***** Dataset rows *****

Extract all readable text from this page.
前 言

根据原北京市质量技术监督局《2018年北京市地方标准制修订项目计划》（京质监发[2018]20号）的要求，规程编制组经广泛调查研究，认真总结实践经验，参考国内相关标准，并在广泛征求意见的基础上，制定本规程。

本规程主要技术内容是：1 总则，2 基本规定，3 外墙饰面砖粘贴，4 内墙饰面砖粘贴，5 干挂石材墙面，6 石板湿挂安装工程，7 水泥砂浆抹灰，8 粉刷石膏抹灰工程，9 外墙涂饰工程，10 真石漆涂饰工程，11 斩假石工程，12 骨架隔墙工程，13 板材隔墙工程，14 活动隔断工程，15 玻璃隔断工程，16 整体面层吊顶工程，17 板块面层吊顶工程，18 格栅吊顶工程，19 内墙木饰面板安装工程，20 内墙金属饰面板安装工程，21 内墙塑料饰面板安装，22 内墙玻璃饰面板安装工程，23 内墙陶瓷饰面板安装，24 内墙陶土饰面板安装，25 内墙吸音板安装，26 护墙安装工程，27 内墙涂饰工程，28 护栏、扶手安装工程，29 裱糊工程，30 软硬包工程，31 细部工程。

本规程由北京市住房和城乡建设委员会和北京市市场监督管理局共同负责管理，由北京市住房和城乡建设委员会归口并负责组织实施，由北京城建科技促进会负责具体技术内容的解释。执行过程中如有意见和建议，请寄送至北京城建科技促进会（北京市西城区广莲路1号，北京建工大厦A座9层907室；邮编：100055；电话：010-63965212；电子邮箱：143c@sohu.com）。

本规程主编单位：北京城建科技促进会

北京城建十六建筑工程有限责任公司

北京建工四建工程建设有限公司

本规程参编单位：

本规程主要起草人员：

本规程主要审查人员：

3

*****

→ Short task:
Print the material once more, exactly.

→ Exercise solution:
Extract all readable text from this page.
前 言

根据原北京市质量技术监督局《2018年北京市地方标准制修订项目计划》（京质监发[2018]20号）的要求，规程编制组经广泛调查研究，认真总结实践经验，参考国内相关标准，并在广泛征求意见的基础上，制定本规程。

本规程主要技术内容是：1 总则，2 基本规定，3 外墙饰面砖粘贴，4 内墙饰面砖粘贴，5 干挂石材墙面，6 石板湿挂安装工程，7 水泥砂浆抹灰，8 粉刷石膏抹灰工程，9 外墙涂饰工程，10 真石漆涂饰工程，11 斩假石工程，12 骨架隔墙工程，13 板材隔墙工程，14 活动隔断工程，15 玻璃隔断工程，16 整体面层吊顶工程，17 板块面层吊顶工程，18 格栅吊顶工程，19 内墙木饰面板安装工程，20 内墙金属饰面板安装工程，21 内墙塑料饰面板安装，22 内墙玻璃饰面板安装工程，23 内墙陶瓷饰面板安装，24 内墙陶土饰面板安装，25 内墙吸音板安装，26 护墙安装工程，27 内墙涂饰工程，28 护栏、扶手安装工程，29 裱糊工程，30 软硬包工程，31 细部工程。

本规程由北京市住房和城乡建设委员会和北京市市场监督管理局共同负责管理，由北京市住房和城乡建设委员会归口并负责组织实施，由北京城建科技促进会负责具体技术内容的解释。执行过程中如有意见和建议，请寄送至北京城建科技促进会（北京市西城区广莲路1号，北京建工大厦A座9层907室；邮编：100055；电话：010-63965212；电子邮箱：143c@sohu.com）。

本规程主编单位：北京城建科技促进会

北京城建十六建筑工程有限责任公司

北京建工四建工程建设有限公司

本规程参编单位：

本规程主要起草人员：

本规程主要审查人员：

3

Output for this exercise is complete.